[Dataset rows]
* * * * *
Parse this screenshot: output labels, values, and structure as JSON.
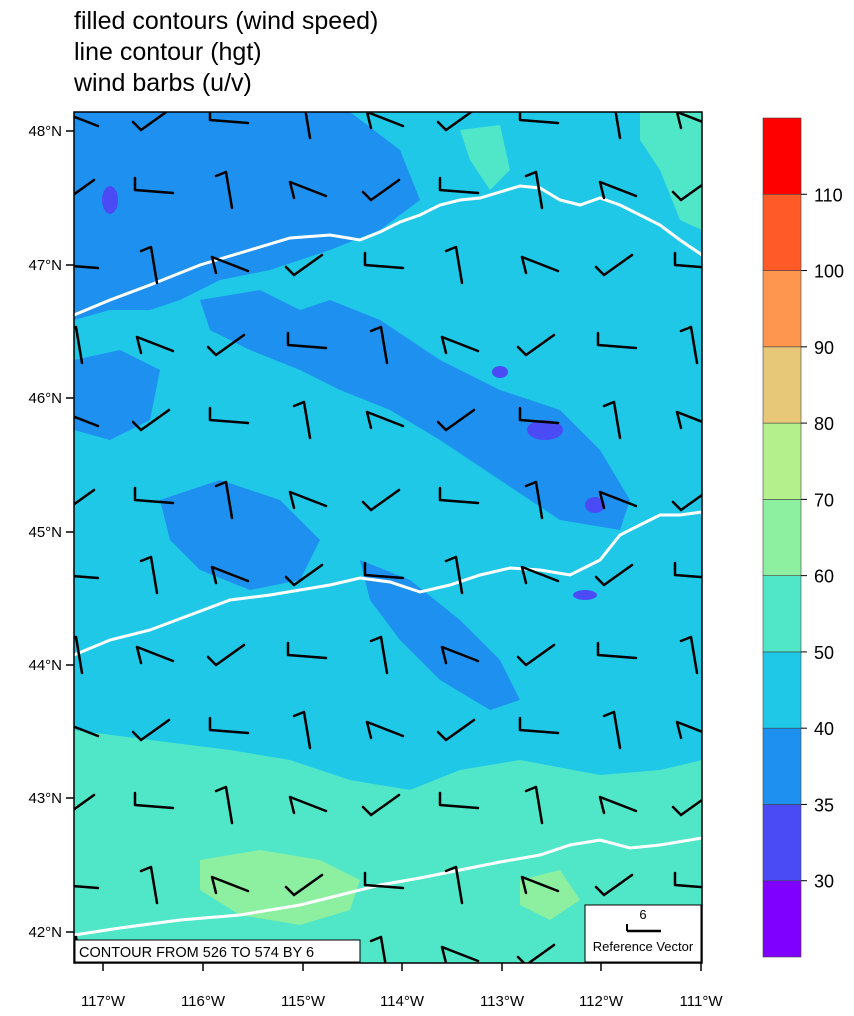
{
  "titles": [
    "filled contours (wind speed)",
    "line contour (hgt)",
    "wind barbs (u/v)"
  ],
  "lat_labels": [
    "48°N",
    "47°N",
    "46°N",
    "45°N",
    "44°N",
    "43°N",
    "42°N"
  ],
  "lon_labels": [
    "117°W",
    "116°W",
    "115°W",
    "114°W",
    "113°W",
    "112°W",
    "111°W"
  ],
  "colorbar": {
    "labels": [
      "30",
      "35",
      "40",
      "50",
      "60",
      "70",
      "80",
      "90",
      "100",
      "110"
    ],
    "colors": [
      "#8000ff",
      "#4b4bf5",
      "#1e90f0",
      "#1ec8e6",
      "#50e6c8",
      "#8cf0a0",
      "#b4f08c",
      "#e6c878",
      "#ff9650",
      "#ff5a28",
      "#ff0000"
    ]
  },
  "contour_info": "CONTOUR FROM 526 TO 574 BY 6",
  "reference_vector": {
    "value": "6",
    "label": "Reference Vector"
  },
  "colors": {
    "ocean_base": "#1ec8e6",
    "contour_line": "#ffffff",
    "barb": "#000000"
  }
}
* * * * *
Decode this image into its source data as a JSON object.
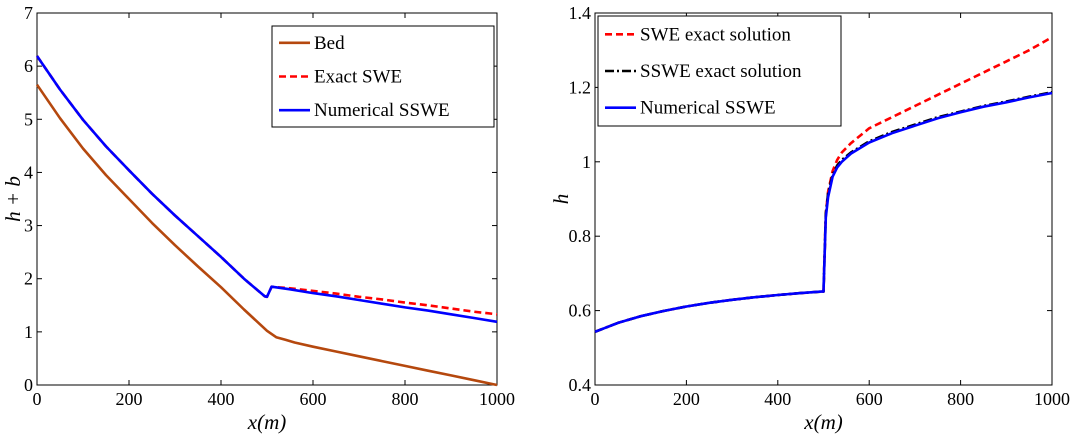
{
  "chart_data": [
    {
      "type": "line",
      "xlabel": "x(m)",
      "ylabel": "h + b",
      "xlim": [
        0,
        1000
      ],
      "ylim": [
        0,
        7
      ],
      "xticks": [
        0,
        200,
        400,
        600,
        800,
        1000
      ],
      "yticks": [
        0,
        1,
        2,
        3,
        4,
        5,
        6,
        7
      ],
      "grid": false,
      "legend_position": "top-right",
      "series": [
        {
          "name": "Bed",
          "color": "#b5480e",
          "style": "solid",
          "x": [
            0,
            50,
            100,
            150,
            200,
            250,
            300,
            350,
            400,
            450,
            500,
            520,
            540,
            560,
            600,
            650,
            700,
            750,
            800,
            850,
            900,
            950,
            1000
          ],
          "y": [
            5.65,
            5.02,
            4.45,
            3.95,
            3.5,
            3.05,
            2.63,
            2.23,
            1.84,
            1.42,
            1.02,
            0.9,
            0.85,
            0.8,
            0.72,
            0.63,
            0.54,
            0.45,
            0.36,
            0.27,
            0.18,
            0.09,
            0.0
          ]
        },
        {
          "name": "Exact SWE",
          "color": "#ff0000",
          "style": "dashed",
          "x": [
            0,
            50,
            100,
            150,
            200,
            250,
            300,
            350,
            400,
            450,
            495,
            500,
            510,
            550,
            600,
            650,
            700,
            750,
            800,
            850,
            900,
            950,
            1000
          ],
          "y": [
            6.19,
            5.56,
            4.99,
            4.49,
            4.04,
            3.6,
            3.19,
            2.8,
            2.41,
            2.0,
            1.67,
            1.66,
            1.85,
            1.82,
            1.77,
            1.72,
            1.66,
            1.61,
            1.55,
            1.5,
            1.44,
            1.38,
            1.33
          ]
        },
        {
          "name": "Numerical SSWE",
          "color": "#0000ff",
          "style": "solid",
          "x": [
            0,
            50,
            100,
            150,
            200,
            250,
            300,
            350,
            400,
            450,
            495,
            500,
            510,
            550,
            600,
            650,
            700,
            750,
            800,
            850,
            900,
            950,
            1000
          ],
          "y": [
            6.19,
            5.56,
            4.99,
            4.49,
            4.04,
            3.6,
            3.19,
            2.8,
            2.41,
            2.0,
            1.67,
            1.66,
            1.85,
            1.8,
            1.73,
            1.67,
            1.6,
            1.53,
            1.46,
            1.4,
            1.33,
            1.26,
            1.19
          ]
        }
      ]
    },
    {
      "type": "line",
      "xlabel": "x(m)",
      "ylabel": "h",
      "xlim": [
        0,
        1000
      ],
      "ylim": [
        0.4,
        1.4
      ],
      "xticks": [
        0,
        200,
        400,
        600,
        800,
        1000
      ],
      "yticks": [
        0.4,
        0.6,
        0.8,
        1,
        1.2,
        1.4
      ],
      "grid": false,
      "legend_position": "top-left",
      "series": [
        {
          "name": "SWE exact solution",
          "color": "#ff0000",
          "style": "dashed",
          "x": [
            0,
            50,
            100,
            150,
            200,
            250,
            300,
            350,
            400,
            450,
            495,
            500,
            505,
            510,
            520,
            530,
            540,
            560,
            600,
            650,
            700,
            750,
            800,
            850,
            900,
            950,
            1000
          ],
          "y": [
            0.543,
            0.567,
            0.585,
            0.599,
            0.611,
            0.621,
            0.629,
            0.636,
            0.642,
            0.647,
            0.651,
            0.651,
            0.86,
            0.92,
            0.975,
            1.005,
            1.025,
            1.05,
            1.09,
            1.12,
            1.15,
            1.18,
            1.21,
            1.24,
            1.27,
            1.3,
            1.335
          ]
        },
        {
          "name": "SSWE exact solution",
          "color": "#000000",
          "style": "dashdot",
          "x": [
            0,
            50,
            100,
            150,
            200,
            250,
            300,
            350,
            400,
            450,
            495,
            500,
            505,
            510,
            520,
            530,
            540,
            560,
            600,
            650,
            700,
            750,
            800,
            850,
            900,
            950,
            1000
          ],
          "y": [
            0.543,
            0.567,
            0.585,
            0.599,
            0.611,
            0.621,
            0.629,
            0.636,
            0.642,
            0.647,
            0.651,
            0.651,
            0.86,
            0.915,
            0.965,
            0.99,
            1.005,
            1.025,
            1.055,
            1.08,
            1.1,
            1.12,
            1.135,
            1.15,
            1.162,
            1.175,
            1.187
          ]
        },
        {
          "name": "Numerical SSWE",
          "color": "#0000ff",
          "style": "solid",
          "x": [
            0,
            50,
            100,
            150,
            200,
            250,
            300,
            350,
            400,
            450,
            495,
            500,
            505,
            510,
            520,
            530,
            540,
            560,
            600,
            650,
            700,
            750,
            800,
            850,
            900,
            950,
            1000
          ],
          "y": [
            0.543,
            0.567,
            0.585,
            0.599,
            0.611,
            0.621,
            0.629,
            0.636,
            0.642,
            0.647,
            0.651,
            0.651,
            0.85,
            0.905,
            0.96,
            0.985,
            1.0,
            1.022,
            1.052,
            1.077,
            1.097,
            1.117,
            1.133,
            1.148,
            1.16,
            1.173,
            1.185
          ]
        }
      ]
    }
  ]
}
* * * * *
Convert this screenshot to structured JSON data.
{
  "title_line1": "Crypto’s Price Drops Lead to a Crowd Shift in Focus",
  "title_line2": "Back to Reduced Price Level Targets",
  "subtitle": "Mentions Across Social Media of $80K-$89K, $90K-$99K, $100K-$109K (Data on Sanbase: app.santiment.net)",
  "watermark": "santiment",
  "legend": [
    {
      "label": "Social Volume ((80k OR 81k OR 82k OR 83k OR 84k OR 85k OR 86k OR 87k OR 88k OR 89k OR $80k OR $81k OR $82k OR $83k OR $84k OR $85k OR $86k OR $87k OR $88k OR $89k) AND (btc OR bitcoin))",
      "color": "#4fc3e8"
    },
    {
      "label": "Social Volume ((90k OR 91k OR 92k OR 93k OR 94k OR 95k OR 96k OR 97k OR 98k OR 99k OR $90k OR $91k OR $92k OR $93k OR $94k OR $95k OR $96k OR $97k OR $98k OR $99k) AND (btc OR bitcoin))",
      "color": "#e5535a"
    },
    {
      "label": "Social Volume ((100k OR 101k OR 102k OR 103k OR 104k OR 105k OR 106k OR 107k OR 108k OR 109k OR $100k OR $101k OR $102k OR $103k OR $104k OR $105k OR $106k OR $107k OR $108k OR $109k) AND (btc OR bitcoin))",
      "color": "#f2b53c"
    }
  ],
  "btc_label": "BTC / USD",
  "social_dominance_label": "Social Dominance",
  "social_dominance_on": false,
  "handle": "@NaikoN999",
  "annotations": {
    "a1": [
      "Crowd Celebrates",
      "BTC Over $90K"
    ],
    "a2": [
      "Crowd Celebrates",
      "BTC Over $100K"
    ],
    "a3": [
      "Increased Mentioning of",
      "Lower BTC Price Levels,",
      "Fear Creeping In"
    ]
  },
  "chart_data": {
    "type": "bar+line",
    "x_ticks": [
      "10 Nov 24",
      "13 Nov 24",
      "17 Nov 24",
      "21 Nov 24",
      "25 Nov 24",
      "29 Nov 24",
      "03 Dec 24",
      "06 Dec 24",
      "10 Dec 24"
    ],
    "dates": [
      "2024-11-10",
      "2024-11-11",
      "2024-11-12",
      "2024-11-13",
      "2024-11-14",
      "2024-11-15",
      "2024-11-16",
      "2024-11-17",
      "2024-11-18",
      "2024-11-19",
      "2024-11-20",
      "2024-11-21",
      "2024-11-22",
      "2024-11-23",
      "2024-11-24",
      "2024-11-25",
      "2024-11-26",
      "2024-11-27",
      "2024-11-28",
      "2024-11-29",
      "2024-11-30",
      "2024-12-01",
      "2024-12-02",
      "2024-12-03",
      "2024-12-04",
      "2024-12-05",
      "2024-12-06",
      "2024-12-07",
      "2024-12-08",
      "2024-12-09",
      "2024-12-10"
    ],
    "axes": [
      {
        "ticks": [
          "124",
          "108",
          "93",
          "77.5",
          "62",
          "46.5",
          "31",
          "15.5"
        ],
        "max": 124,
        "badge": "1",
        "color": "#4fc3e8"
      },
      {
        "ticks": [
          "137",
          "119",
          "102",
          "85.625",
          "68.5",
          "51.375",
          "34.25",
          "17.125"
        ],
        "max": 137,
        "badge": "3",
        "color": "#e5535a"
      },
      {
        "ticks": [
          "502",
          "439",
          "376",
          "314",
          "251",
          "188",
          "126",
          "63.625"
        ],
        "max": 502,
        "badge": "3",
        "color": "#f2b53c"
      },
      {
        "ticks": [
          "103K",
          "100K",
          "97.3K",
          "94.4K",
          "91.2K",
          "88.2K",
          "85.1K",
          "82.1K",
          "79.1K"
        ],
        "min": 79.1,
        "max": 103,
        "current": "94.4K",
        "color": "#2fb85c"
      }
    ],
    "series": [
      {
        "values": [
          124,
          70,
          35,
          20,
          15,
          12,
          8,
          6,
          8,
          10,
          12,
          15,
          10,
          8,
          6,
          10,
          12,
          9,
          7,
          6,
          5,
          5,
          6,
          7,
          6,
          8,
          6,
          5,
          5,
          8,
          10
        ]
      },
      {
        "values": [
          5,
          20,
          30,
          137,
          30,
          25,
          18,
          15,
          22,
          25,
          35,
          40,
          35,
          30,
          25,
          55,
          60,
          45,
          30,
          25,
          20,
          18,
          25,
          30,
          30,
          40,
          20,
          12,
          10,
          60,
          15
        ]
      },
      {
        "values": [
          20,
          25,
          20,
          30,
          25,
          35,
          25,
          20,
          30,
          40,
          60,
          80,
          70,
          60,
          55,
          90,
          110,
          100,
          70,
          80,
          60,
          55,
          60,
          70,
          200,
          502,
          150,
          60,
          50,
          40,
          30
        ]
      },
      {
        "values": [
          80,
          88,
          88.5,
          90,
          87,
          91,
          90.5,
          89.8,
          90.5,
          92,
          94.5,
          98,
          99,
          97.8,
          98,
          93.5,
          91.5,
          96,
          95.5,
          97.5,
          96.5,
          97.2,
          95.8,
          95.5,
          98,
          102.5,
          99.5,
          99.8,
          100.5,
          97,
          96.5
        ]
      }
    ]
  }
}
* * * * *
▶ **WRITTEN EXERCISE**
Go through the records and copy each line with "Volume" in it.

▶ **TASK RESPONSE**
      "label": "Social Volume ((80k OR 81k OR 82k OR 83k OR 84k OR 85k OR 86k OR 87k OR 88k OR 89k OR $80k OR $81k OR $82k OR $83k OR $84k OR $85k OR $86k OR $87k OR $88k OR $89k) AND (btc OR bitcoin))",
      "label": "Social Volume ((90k OR 91k OR 92k OR 93k OR 94k OR 95k OR 96k OR 97k OR 98k OR 99k OR $90k OR $91k OR $92k OR $93k OR $94k OR $95k OR $96k OR $97k OR $98k OR $99k) AND (btc OR bitcoin))",
      "label": "Social Volume ((100k OR 101k OR 102k OR 103k OR 104k OR 105k OR 106k OR 107k OR 108k OR 109k OR $100k OR $101k OR $102k OR $103k OR $104k OR $105k OR $106k OR $107k OR $108k OR $109k) AND (btc OR bitcoin))",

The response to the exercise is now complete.